Objective » Beneath this sentence is a set of records; write each of them out exactly.

──────── Records provided ────────

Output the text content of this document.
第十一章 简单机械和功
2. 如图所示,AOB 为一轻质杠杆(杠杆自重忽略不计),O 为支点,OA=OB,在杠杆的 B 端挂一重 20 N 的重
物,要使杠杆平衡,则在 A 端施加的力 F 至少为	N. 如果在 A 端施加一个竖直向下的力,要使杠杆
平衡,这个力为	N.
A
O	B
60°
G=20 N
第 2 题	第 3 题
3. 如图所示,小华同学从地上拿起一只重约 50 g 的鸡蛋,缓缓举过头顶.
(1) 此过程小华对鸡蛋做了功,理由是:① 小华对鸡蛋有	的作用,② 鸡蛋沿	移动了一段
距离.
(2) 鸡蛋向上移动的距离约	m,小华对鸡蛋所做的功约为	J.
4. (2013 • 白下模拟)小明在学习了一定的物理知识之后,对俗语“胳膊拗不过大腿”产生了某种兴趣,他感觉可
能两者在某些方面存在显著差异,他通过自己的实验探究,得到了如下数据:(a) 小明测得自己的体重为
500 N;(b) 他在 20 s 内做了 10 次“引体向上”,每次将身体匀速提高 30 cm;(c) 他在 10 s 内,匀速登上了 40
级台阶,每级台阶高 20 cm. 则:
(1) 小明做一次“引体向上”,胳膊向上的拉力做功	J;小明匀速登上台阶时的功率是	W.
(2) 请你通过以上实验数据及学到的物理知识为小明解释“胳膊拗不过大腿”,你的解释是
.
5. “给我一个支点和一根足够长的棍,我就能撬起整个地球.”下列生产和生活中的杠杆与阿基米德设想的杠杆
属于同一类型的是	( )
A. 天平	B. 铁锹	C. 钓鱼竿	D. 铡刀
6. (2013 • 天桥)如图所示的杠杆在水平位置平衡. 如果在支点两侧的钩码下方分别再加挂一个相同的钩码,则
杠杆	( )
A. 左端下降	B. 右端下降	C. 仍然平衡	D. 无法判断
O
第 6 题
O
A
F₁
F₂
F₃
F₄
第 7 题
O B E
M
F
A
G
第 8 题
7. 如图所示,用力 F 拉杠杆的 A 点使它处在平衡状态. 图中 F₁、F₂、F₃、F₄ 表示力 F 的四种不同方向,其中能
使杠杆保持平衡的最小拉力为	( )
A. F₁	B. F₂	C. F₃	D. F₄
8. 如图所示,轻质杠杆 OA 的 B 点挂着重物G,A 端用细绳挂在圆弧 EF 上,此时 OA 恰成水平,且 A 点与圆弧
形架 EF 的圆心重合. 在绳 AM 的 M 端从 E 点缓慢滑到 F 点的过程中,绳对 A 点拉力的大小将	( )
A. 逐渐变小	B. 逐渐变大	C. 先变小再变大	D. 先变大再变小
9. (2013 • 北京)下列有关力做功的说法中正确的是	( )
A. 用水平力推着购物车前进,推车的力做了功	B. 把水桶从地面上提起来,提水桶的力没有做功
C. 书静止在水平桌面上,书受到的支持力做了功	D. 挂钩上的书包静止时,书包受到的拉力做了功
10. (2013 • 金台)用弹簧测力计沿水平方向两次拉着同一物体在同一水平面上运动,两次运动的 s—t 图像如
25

────────

Output below »
Output the text content of this document.
第十一章 简单机械和功
2. 如图所示,AOB 为一轻质杠杆(杠杆自重忽略不计),O 为支点,OA=OB,在杠杆的 B 端挂一重 20 N 的重
物,要使杠杆平衡,则在 A 端施加的力 F 至少为	N. 如果在 A 端施加一个竖直向下的力,要使杠杆
平衡,这个力为	N.
A
O	B
60°
G=20 N
第 2 题	第 3 题
3. 如图所示,小华同学从地上拿起一只重约 50 g 的鸡蛋,缓缓举过头顶.
(1) 此过程小华对鸡蛋做了功,理由是:① 小华对鸡蛋有	的作用,② 鸡蛋沿	移动了一段
距离.
(2) 鸡蛋向上移动的距离约	m,小华对鸡蛋所做的功约为	J.
4. (2013 • 白下模拟)小明在学习了一定的物理知识之后,对俗语“胳膊拗不过大腿”产生了某种兴趣,他感觉可
能两者在某些方面存在显著差异,他通过自己的实验探究,得到了如下数据:(a) 小明测得自己的体重为
500 N;(b) 他在 20 s 内做了 10 次“引体向上”,每次将身体匀速提高 30 cm;(c) 他在 10 s 内,匀速登上了 40
级台阶,每级台阶高 20 cm. 则:
(1) 小明做一次“引体向上”,胳膊向上的拉力做功	J;小明匀速登上台阶时的功率是	W.
(2) 请你通过以上实验数据及学到的物理知识为小明解释“胳膊拗不过大腿”,你的解释是
.
5. “给我一个支点和一根足够长的棍,我就能撬起整个地球.”下列生产和生活中的杠杆与阿基米德设想的杠杆
属于同一类型的是	( )
A. 天平	B. 铁锹	C. 钓鱼竿	D. 铡刀
6. (2013 • 天桥)如图所示的杠杆在水平位置平衡. 如果在支点两侧的钩码下方分别再加挂一个相同的钩码,则
杠杆	( )
A. 左端下降	B. 右端下降	C. 仍然平衡	D. 无法判断
O
第 6 题
O
A
F₁
F₂
F₃
F₄
第 7 题
O B E
M
F
A
G
第 8 题
7. 如图所示,用力 F 拉杠杆的 A 点使它处在平衡状态. 图中 F₁、F₂、F₃、F₄ 表示力 F 的四种不同方向,其中能
使杠杆保持平衡的最小拉力为	( )
A. F₁	B. F₂	C. F₃	D. F₄
8. 如图所示,轻质杠杆 OA 的 B 点挂着重物G,A 端用细绳挂在圆弧 EF 上,此时 OA 恰成水平,且 A 点与圆弧
形架 EF 的圆心重合. 在绳 AM 的 M 端从 E 点缓慢滑到 F 点的过程中,绳对 A 点拉力的大小将	( )
A. 逐渐变小	B. 逐渐变大	C. 先变小再变大	D. 先变大再变小
9. (2013 • 北京)下列有关力做功的说法中正确的是	( )
A. 用水平力推着购物车前进,推车的力做了功	B. 把水桶从地面上提起来,提水桶的力没有做功
C. 书静止在水平桌面上,书受到的支持力做了功	D. 挂钩上的书包静止时,书包受到的拉力做了功
10. (2013 • 金台)用弹簧测力计沿水平方向两次拉着同一物体在同一水平面上运动,两次运动的 s—t 图像如
25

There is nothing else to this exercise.